— begin DATA EXCERPTS —

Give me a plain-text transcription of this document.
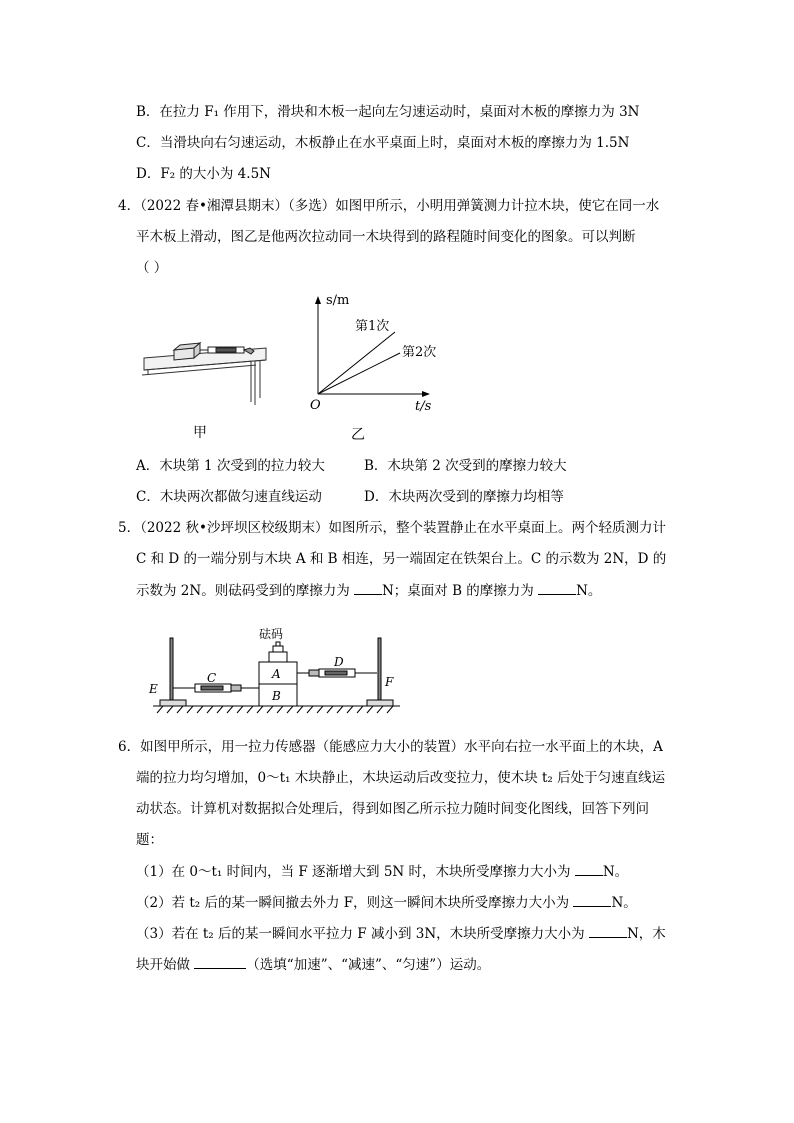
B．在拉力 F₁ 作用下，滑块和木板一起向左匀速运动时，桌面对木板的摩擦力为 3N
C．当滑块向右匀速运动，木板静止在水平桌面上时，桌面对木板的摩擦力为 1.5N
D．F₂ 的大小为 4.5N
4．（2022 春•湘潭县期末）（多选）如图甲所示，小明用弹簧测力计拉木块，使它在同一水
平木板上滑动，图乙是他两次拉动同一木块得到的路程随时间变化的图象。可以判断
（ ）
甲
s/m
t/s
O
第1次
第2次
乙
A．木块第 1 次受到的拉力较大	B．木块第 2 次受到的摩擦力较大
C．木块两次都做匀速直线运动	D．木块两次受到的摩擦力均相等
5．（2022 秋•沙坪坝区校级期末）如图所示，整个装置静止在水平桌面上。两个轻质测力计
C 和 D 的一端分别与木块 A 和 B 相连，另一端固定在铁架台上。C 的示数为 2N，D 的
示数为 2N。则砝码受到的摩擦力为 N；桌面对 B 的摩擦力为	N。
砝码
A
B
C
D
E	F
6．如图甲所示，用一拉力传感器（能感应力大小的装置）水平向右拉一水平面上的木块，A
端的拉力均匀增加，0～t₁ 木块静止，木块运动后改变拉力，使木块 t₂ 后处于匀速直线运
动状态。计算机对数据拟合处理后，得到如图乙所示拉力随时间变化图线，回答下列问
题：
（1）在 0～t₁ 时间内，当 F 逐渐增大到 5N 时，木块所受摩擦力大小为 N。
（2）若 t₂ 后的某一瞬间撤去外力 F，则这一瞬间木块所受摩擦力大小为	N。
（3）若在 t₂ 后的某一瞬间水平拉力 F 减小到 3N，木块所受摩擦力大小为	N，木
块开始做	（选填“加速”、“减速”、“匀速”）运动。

— end DATA EXCERPTS —
— begin DATA EXCERPTS —

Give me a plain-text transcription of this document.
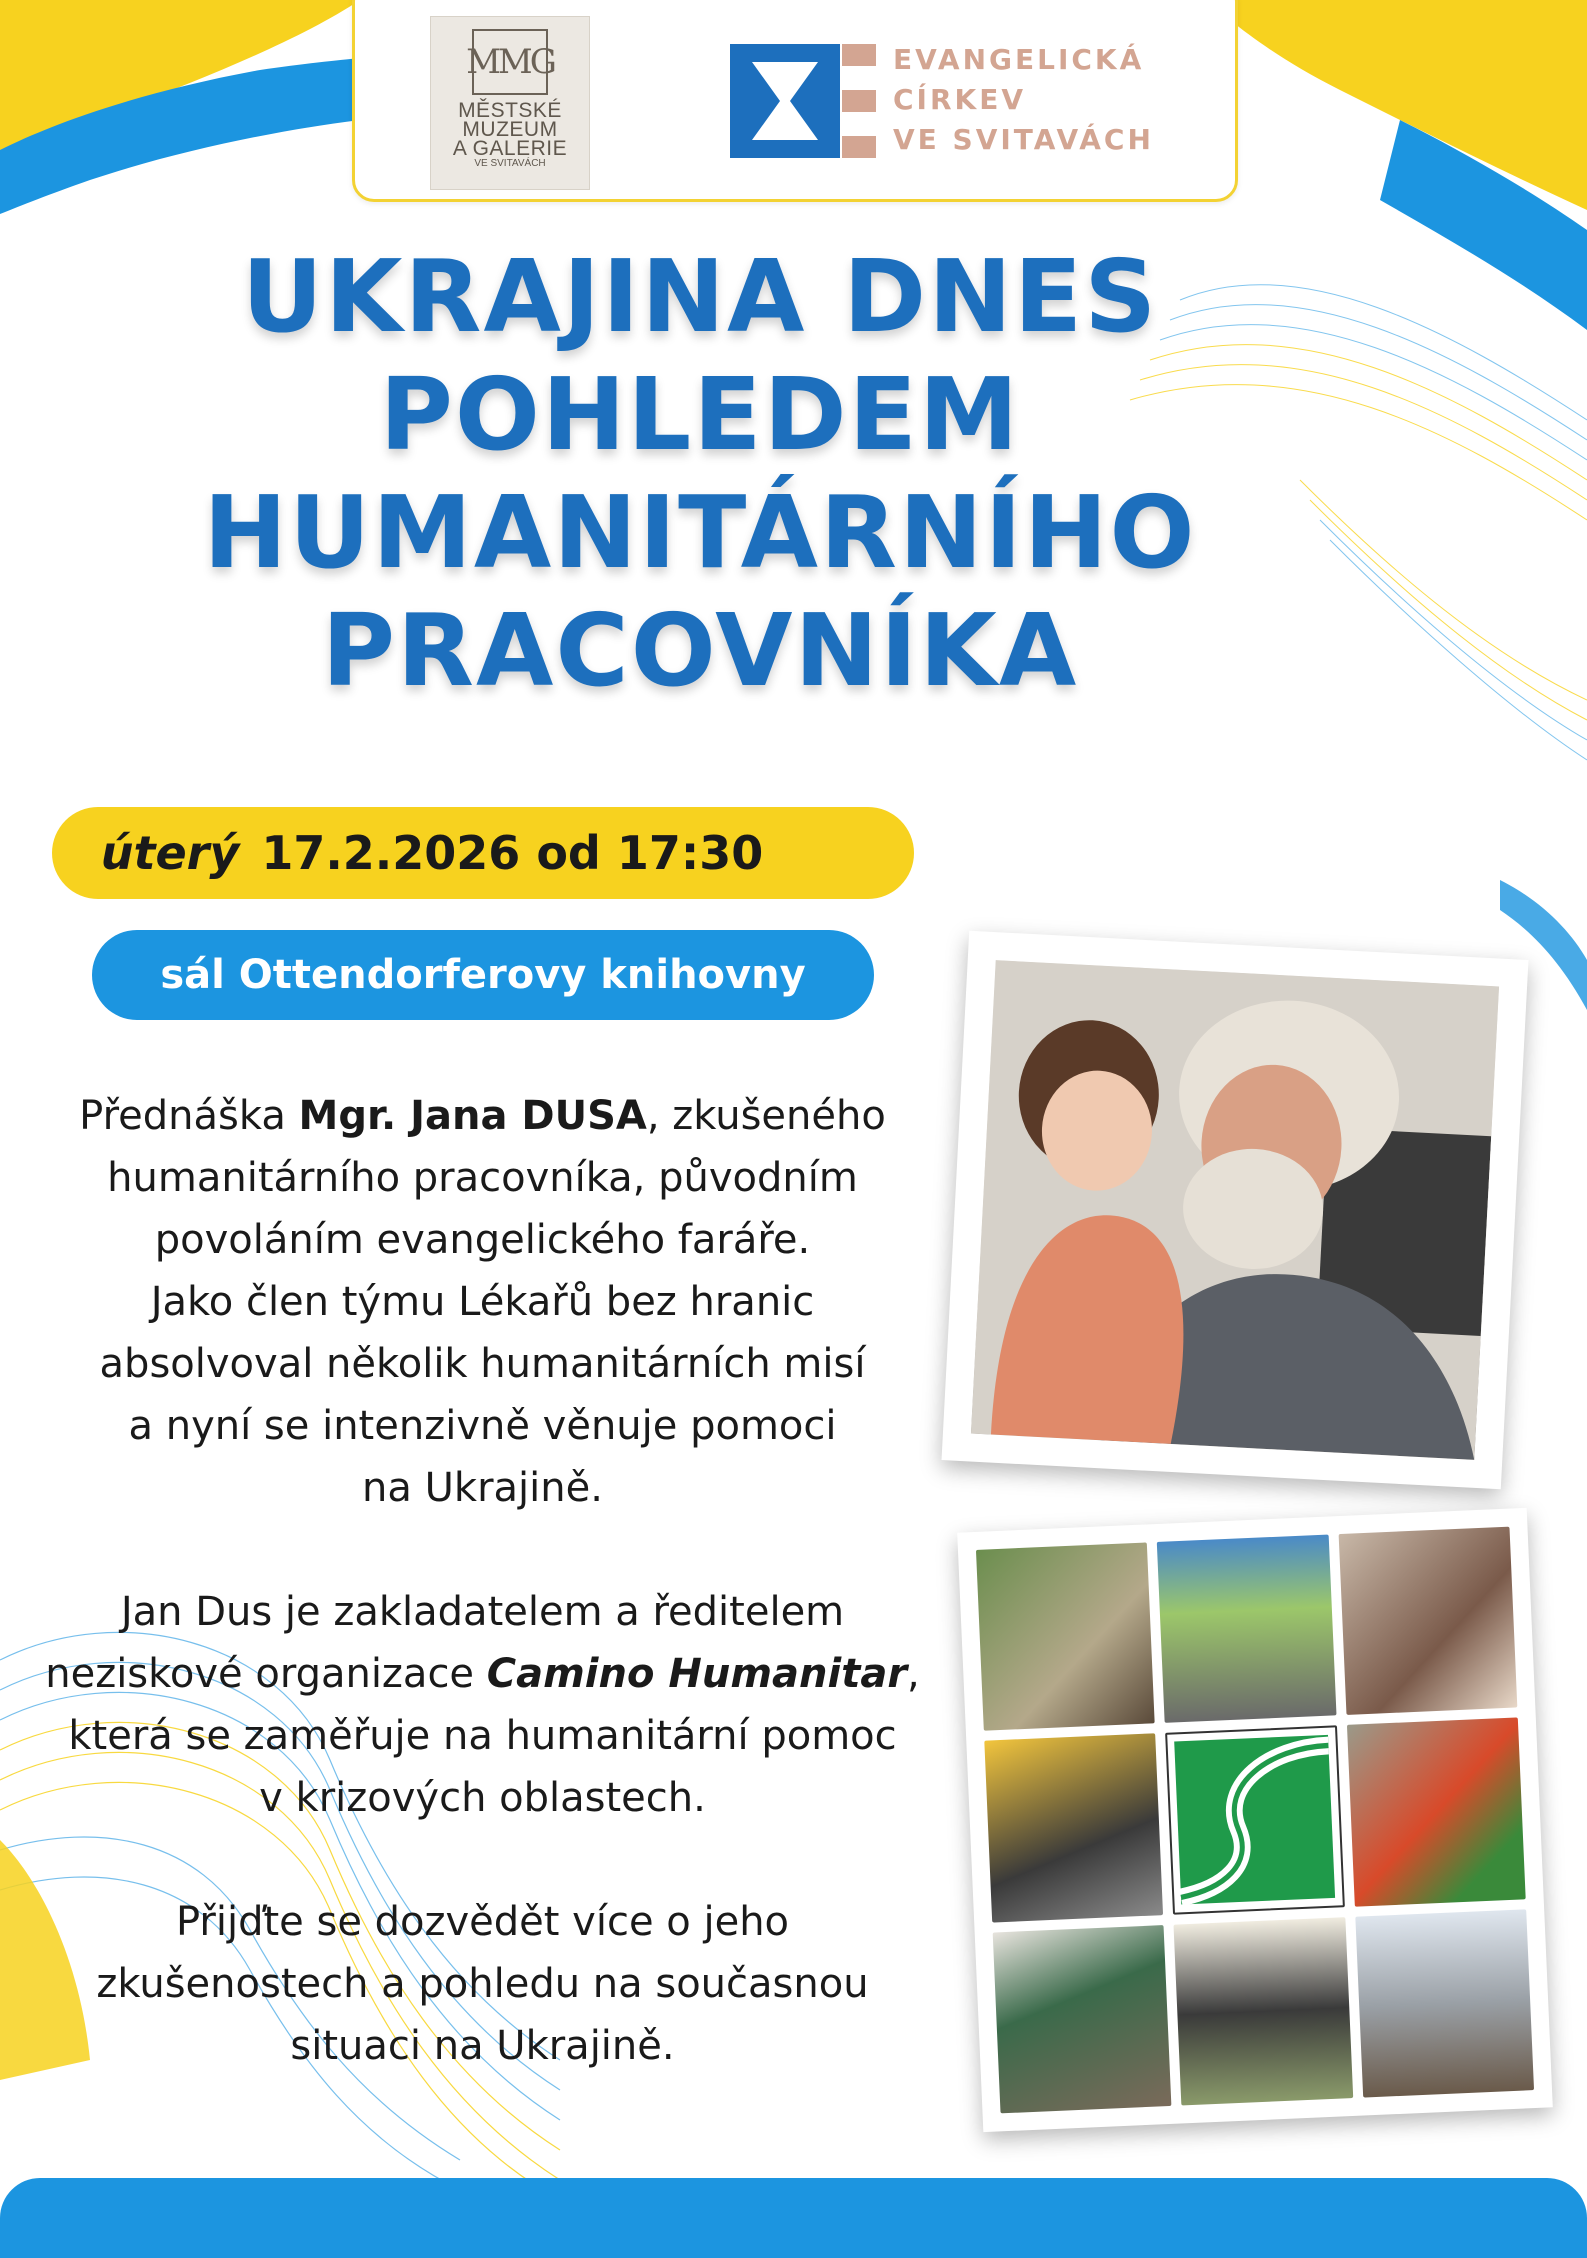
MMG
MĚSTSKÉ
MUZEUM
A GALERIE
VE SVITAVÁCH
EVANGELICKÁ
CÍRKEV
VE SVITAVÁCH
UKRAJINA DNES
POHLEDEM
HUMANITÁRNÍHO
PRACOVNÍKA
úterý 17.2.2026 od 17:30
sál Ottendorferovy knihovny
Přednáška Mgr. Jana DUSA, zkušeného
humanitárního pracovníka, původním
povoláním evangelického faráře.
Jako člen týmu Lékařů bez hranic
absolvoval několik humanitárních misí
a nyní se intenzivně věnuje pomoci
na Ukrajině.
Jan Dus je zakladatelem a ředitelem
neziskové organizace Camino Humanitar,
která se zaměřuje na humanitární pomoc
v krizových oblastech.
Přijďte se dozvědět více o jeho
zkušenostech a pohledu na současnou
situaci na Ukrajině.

— end DATA EXCERPTS —

▶ **DESCRIPTION OF THE TASK**: Using the material above, count the lines containing the word "桌面对木板的摩擦力为". Reply with the number alone.

▶ **RESULT BELOW**: 2